### DATA EXTRACT
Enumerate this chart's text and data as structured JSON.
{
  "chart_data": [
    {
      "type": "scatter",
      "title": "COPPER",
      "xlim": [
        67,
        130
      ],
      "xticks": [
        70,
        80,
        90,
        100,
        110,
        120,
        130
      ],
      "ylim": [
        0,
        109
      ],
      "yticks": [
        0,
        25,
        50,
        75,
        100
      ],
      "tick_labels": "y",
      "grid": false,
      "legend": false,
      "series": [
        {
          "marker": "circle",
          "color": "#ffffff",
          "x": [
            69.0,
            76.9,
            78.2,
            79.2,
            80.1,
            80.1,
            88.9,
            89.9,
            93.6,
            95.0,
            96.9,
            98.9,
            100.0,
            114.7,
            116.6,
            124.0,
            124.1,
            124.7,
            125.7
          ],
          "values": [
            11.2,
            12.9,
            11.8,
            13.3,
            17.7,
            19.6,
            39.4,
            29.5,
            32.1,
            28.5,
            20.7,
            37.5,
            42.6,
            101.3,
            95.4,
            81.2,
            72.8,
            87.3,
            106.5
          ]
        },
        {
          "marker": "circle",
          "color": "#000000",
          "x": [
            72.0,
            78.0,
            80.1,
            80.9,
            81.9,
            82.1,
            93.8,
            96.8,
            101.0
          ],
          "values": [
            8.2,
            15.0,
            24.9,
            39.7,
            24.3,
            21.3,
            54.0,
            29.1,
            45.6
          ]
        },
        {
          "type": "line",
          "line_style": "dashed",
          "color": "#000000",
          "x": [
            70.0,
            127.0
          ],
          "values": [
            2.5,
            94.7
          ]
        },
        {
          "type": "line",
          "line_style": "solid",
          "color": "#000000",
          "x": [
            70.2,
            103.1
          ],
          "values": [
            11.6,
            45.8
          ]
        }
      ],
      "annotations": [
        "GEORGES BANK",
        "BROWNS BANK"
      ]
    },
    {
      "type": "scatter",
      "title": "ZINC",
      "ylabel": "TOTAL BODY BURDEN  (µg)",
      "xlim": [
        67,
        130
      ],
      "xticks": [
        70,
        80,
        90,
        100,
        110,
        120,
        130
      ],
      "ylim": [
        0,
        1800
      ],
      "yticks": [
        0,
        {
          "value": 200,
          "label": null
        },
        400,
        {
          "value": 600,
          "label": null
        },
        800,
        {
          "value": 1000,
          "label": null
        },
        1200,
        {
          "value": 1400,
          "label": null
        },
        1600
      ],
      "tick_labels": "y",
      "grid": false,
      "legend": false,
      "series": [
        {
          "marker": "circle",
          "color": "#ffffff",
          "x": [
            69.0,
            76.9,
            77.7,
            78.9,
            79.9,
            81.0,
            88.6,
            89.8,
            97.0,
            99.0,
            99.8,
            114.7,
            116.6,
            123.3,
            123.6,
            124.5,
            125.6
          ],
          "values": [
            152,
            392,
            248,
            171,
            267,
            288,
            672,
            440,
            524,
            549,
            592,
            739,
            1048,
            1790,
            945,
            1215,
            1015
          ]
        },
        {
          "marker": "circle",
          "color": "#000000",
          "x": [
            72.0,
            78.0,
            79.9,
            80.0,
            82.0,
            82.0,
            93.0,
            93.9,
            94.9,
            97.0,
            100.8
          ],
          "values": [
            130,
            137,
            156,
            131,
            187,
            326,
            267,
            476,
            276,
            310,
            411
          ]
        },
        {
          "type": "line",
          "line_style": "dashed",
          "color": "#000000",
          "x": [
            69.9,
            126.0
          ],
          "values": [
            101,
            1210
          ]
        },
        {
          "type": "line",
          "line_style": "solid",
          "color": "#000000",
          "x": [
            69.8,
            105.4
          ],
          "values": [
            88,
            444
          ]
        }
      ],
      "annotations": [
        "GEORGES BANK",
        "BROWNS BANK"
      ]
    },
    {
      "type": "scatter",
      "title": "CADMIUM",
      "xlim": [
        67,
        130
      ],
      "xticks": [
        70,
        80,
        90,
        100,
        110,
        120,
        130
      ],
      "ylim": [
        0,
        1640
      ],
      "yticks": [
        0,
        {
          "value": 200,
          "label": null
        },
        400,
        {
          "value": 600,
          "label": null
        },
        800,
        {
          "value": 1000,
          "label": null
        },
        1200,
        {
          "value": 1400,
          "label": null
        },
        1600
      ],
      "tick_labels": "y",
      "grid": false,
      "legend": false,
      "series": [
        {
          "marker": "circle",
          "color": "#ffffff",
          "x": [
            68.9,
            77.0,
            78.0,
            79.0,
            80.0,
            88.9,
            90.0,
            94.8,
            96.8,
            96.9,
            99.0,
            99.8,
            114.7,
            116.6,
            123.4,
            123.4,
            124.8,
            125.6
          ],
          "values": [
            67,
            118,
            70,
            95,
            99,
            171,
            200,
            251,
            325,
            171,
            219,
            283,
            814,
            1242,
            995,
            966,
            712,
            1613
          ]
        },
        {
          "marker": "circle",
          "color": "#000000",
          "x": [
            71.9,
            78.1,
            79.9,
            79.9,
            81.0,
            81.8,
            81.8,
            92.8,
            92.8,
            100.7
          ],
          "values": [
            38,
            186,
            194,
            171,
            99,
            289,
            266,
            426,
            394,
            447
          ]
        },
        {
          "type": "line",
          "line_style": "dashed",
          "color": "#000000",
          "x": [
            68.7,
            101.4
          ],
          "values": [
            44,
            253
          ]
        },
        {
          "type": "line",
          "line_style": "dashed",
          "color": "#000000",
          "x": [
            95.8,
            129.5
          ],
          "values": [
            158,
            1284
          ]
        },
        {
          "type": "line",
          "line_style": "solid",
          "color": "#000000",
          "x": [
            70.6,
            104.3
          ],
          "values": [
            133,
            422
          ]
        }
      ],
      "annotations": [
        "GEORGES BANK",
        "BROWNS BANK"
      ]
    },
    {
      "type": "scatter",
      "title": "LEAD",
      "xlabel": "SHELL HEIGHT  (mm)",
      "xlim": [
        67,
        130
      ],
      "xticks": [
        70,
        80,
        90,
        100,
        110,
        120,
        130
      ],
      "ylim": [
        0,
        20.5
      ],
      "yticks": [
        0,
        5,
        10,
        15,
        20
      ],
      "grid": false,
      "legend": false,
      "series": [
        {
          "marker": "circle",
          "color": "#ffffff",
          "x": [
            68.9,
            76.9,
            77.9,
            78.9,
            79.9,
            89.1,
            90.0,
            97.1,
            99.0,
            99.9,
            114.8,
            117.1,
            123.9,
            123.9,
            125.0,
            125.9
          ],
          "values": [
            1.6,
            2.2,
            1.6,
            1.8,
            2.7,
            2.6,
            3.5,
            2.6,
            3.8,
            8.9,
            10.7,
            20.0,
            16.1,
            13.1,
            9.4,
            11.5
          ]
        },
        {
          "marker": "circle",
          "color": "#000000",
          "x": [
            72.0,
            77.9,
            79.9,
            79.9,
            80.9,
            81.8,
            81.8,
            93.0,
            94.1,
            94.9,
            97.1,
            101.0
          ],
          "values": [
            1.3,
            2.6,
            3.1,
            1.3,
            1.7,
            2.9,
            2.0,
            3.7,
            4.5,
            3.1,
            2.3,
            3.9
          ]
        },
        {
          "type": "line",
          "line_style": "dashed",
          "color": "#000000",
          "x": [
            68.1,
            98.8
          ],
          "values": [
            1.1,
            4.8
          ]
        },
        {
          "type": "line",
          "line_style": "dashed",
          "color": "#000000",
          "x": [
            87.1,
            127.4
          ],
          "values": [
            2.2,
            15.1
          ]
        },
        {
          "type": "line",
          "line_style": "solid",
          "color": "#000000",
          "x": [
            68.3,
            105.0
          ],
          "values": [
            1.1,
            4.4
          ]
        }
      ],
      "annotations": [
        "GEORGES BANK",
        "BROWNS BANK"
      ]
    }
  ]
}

### TASK OBJECTIVE
Scan the records above for the string "title", then report every line that contains it.

### RESULT OF THE TASK
      "title": "COPPER",
      "title": "ZINC",
      "title": "CADMIUM",
      "title": "LEAD",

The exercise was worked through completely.